Man muss aber nicht aufs Rad: Vom Wassermuseum kann man auch einen Spaziergang Richtung Innenstadt unternehmen. Er führt durch den MüGa-Park (Mülheims Garten an der Ruhr), der zur Landesgartenschau 1992 gestaltet wurde. In diesem Areal liegen eine ganze Reihe sehenswerter Kulturorte: Das Schloss Broich, die älteste karolingische Festung im deutschsprachigen Raum, die auf das Jahr 883 zurückgeht; das Kulturzentrum Ringlokschuppen, in dem unter anderem anspruchsvolle Off-Theater-Produktionen zu sehen sind; und in einem weiteren Wasserturm das Museum zur Vorgeschichte des Films. Dort ist eine wahre Rarität zu besichtigen: die größte begehbare Camera Obscura der Welt.

Ein Schwergewicht der Kulturstadt Mülheim lockt aber auf der anderen Seite der Ruhr: das Kunstmuseum in der Alten Post. Es liegt in der Innenstadt, gleich an der Fußgängerzone. Die ist ein robustes Modell von Einkaufsstraße, mehr praktisch als charmant. Also keine Ablenkung - gleich hinein in die Alte Post! Im Erdgeschoss sind noch bis September Werke des Malers Matthias Meyer zu sehen. Der wurde 1969 geboren, hat bei Gerhard Richter an der Düsseldorfer Kunstakademie und in London studiert und lebt heute in Mülheim. Meyer arbeitet mit dem Mittel der Verwischung und erinnert darin an Werke seines Lehrers. Doch die Arbeiten in der aktuellen Ausstellung "Gläserne Tage" sind auf ganz eigene Art abstrakt und konkret zugleich: Sie lassen Landschaften ahnen, sind voller organischer Figurationen, in die sich Lebendiges hineinsehen lässt.

Eine zweite Sonderausstellung im Stockwerk darüber ist aus Anlass des 150. Geburtstags Emil Nolde gewidmet. Sofort nehmen einen die glühenden Farben des Expressionisten gefangen, hier blüht der Fingerhut, dort biegt sich der Mohn. Der hinterste Raum der Studioausstellung zeigt Tierdarstellungen. Sehr fein werden Noldes Arbeiten in Kontrast gestellt zu Werken von Künstlerkollegen wie Ernst Ludwig Kirchner und Franz Marc. Über 40 Nolde-Werke sind in der Studioausstellung zu sehen. Sie stammen aus der Sammlung des Chemie-Nobelpreisträgers Karl Ziegler, der in Mülheim gelebt und seine umfangreiche Sammlung dem Kunstmuseum der Stadt gestiftet hat. Eine Auswahl von Lieblingswerken junger Besucher des Museums sind in einem Raum versammelt: Pankok, Dix, Picasso - Arbeiten, die sofort Gefühle wecken, lange kann man sich allein in diesem Raum aufhalten.

IHR ZIEL:
Schreiben Sie den obigen Text über die Kulturorte in Mülheim an der Ruhr bitte nach seinem letzten Satz weiter.

EINGABEDATEN:
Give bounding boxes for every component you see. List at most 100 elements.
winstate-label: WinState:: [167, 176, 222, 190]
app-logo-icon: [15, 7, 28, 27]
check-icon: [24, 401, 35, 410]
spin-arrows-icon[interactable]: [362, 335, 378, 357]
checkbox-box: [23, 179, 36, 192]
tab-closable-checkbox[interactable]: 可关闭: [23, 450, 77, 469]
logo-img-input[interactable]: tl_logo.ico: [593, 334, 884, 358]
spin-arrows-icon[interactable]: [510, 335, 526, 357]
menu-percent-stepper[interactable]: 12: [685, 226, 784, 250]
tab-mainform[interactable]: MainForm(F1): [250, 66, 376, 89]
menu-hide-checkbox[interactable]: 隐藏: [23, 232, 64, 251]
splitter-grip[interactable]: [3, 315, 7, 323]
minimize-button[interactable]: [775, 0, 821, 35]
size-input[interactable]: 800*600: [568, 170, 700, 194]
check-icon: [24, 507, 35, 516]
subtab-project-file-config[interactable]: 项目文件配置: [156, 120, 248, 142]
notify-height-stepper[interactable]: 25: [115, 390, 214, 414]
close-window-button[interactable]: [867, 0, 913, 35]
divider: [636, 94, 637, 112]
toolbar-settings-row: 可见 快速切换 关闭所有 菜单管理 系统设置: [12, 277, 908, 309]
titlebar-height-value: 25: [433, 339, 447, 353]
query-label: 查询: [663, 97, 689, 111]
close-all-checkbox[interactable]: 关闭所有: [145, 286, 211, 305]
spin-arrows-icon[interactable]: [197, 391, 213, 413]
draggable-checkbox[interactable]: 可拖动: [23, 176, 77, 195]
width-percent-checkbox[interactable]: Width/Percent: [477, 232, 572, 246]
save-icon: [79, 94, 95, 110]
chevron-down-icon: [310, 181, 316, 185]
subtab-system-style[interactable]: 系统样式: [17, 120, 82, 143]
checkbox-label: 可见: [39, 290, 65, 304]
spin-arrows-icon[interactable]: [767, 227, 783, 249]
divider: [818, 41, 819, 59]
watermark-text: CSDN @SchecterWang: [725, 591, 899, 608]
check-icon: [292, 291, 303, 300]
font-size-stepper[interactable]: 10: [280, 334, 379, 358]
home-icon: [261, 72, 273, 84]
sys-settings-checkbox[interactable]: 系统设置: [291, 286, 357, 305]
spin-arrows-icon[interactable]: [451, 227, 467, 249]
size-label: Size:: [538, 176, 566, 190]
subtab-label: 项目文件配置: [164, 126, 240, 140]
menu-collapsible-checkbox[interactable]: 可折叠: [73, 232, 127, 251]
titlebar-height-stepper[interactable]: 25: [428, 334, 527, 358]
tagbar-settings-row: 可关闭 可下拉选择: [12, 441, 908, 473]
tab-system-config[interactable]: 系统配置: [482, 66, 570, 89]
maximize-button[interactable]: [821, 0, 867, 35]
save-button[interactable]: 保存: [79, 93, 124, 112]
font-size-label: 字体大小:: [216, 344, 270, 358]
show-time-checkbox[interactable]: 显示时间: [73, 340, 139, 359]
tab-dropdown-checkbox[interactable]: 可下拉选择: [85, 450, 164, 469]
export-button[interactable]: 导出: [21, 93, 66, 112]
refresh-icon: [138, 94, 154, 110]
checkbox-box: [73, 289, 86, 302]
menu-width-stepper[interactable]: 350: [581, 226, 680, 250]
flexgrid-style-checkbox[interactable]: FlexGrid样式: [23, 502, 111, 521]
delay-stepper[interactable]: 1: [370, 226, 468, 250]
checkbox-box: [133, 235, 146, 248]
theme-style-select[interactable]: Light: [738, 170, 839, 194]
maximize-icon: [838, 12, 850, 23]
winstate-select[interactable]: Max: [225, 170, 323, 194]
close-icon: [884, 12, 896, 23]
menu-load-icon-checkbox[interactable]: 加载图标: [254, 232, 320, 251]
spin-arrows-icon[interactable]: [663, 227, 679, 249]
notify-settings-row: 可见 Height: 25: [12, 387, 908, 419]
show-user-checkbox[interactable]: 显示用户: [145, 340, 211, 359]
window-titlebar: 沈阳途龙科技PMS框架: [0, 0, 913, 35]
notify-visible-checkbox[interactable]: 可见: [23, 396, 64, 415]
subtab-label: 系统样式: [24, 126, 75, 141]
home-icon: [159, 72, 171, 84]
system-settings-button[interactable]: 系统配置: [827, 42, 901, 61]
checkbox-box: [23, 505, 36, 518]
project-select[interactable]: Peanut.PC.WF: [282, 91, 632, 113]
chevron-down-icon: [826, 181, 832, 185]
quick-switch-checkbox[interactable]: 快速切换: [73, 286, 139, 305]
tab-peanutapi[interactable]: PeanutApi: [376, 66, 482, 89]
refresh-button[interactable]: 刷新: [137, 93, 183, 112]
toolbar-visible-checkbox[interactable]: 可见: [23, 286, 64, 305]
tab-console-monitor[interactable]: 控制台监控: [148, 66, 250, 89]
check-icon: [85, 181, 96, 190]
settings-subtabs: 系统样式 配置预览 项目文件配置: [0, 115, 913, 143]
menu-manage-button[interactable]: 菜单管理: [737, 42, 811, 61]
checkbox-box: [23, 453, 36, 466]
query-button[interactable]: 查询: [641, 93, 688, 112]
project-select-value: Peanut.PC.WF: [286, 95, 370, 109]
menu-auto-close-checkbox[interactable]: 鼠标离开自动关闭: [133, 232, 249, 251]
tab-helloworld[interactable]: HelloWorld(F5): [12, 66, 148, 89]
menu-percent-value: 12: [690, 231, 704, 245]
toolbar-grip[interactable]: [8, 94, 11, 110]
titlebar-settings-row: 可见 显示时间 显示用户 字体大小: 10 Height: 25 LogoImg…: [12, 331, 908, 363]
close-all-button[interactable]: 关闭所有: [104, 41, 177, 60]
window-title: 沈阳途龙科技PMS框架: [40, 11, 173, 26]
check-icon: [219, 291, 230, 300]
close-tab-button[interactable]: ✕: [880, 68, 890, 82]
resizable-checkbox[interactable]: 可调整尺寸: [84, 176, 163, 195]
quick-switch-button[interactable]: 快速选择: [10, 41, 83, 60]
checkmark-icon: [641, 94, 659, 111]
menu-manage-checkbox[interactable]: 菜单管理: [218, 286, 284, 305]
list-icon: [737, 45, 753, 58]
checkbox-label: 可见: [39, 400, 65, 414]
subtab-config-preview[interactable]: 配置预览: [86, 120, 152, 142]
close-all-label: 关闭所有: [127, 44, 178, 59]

ERWARTETE ANTWORT:
Aber draußen ist auch noch Historisches zu besichtigen: Mülheim hat eine kleine, aber pittoreske Altstadt mit einigen Fachwerkhäusern. Ein großer Teil der ursprünglichen Bebauung wurde bei schweren Luftangriffen der Alliierten im Zweiten Weltkrieg zerstört. Doch einige Häuser wurden wieder aufgebaut, und der Flaneur gerät durch sie in frühere Zeit. Dort befindet sich auf dem Kirchenhügel auch das Tersteegenhaus, benannt nach dem Pietisten, Autor und Lieddichter Gerhard Tersteegen, der 1697 in Moers geboren wurde und von 1713 an in Mülheim lebte. Einige seiner Werke sind im Heimatmuseum in seinem Wohnhaus ausgestellt.

Nicht mehr zu sehen ist hingegen die Büroausstellung im Rathaus, ein Geheimtipp für Freunde skurriler Ausstellungsformate. Die Büromaschinen von einst existieren zwar noch, zugänglich aber sind sie nicht mehr. Eigentlich will der Pförtner im Rathaus noch Fotos zeigen, aber gerade ist viel los, Hochzeitsbetrieb, Angehörige einer türkischen Familie haben gar zwei weiße Tauben mit in die Eingangshalle gebracht, die gurren nun im weißen Käfig und harren ihrer Freisetzung zum Fest dauerhafter Bindung.

Also wieder hinaus. Die gewonnene Zeit lässt sich im Stadthafen verbringen bei einem Spaziergang über die neu geschaffene Ruhrpromenade.

Vielen Kulturfreunden ist Mülheim an der Ruhr vor allem wegen Roberto Ciulli und dessen Theater an der Ruhr ein Begriff. Doch wer nur in das alte Solbad am Stadtrand im Raffelbergpark fährt, in dem das Theater untergebracht ist, und dann gleich wieder auf die Autobahn abbiegt, verpasst viel. Die Stadt am Fluss ist ergiebiges Terrain für Kulturentdecker.